[Data items]

______

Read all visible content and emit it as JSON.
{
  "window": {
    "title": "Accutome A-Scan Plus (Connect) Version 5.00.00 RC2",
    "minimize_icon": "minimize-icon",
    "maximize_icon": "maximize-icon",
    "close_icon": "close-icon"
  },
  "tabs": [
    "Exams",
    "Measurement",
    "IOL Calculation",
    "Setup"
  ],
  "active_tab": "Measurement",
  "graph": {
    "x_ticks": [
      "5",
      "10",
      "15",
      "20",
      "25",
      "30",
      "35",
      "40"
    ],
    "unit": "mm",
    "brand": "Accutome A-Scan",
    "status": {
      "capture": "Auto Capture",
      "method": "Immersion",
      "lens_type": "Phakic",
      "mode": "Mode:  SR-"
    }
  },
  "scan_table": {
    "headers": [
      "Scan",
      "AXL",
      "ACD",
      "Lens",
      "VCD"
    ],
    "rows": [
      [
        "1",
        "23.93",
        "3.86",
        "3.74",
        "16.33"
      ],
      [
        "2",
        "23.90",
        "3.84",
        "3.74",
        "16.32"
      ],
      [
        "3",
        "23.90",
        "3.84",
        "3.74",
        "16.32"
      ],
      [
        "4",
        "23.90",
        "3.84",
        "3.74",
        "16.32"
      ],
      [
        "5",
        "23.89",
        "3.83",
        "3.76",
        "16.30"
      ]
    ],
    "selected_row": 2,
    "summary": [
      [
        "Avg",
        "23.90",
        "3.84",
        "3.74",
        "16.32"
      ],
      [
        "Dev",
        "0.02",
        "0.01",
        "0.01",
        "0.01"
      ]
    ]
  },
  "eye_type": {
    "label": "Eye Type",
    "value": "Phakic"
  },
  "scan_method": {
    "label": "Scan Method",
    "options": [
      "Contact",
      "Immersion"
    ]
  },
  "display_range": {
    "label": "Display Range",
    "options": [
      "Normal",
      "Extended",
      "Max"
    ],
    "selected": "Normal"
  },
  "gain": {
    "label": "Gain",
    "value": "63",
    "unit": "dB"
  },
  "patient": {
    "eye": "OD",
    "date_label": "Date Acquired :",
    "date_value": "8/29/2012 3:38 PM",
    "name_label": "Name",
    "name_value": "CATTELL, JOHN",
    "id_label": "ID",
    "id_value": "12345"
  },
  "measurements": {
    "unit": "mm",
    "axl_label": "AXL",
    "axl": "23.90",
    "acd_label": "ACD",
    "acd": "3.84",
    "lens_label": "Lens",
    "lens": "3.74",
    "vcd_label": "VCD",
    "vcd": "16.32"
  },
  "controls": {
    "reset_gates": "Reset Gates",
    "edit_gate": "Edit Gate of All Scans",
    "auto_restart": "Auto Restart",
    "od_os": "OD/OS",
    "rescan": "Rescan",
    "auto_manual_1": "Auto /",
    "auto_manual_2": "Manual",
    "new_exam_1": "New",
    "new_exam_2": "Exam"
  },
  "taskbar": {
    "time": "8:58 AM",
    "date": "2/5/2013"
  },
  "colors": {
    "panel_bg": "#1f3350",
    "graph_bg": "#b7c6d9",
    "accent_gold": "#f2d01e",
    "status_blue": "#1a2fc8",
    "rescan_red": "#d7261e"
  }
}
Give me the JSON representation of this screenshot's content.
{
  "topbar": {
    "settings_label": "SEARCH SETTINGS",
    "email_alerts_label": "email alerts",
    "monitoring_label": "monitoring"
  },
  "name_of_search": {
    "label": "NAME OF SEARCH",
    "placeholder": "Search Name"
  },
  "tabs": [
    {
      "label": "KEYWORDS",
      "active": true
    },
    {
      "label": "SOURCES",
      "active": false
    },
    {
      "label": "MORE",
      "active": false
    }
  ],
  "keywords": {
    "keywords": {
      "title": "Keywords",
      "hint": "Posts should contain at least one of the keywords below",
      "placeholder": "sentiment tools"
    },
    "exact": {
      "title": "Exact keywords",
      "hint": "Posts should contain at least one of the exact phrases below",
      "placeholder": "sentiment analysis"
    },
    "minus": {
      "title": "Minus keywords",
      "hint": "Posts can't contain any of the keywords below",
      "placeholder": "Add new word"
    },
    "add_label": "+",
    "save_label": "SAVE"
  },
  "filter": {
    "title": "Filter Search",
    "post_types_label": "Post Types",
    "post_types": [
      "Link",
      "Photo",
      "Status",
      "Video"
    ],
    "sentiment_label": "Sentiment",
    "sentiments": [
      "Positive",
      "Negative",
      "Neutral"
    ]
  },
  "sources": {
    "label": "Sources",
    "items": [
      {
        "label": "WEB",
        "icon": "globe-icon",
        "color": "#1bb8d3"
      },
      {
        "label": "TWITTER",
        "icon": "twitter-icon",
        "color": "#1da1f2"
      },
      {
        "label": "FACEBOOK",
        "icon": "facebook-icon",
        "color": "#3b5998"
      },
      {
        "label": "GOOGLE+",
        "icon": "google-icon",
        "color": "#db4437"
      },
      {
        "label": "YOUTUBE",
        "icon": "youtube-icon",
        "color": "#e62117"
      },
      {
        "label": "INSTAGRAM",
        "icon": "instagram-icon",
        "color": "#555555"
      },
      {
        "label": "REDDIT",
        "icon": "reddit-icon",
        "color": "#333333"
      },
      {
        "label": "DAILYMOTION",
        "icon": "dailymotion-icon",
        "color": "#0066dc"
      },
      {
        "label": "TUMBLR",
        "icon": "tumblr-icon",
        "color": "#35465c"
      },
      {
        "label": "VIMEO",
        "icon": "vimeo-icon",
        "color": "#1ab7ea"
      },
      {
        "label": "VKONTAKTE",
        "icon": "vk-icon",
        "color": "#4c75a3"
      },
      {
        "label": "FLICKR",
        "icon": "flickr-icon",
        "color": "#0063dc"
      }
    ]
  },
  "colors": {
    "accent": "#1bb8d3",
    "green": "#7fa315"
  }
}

______

**What is required**
Count the lines that hold the string "content", and reply with that number alone.

**Solution to this problem**
2